**YOUR TASK**
Give a verbatim copy of the lines below, minus the pictures.

**DATASET RECORDS**
>>>>>

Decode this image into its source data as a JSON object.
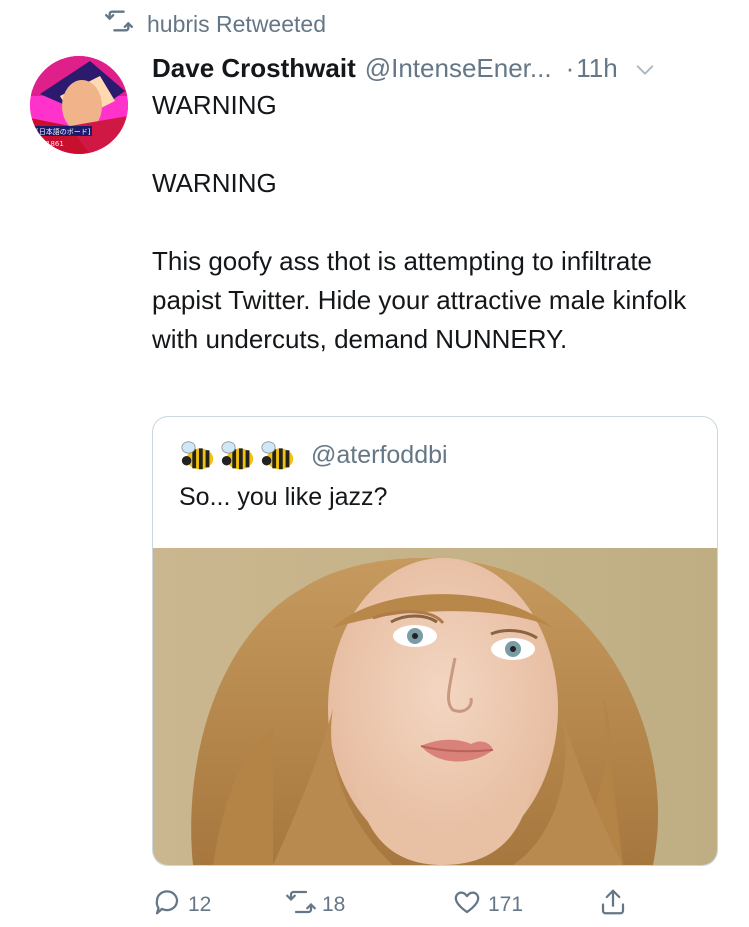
{
  "retweet": {
    "icon": "retweet-icon",
    "label": "hubris Retweeted"
  },
  "tweet": {
    "avatar_text": "[日本語のボード]",
    "avatar_year": "1861",
    "author_name": "Dave Crosthwait",
    "author_handle": "@IntenseEner...",
    "separator": "·",
    "timestamp": "11h",
    "body": {
      "line1": "WARNING",
      "line2": "WARNING",
      "paragraph": "This goofy ass thot is attempting to infiltrate papist Twitter. Hide your attractive male kinfolk with undercuts, demand NUNNERY."
    }
  },
  "quote": {
    "name_emoji": "🐝🐝🐝",
    "handle": "@aterfoddbi",
    "text": "So... you like jazz?"
  },
  "actions": {
    "reply_count": "12",
    "retweet_count": "18",
    "like_count": "171"
  },
  "colors": {
    "secondary_text": "#657786",
    "primary_text": "#14171a",
    "border": "#ccd6dd"
  }
}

<<<<<

**RESULT FOR THIS TASK**
Decode this image into its source data as a JSON object.
{
  "retweet": {
    "icon": "retweet-icon",
    "label": "hubris Retweeted"
  },
  "tweet": {
    "avatar_text": "[日本語のボード]",
    "avatar_year": "1861",
    "author_name": "Dave Crosthwait",
    "author_handle": "@IntenseEner...",
    "separator": "·",
    "timestamp": "11h",
    "body": {
      "line1": "WARNING",
      "line2": "WARNING",
      "paragraph": "This goofy ass thot is attempting to infiltrate papist Twitter. Hide your attractive male kinfolk with undercuts, demand NUNNERY."
    }
  },
  "quote": {
    "name_emoji": "🐝🐝🐝",
    "handle": "@aterfoddbi",
    "text": "So... you like jazz?"
  },
  "actions": {
    "reply_count": "12",
    "retweet_count": "18",
    "like_count": "171"
  },
  "colors": {
    "secondary_text": "#657786",
    "primary_text": "#14171a",
    "border": "#ccd6dd"
  }
}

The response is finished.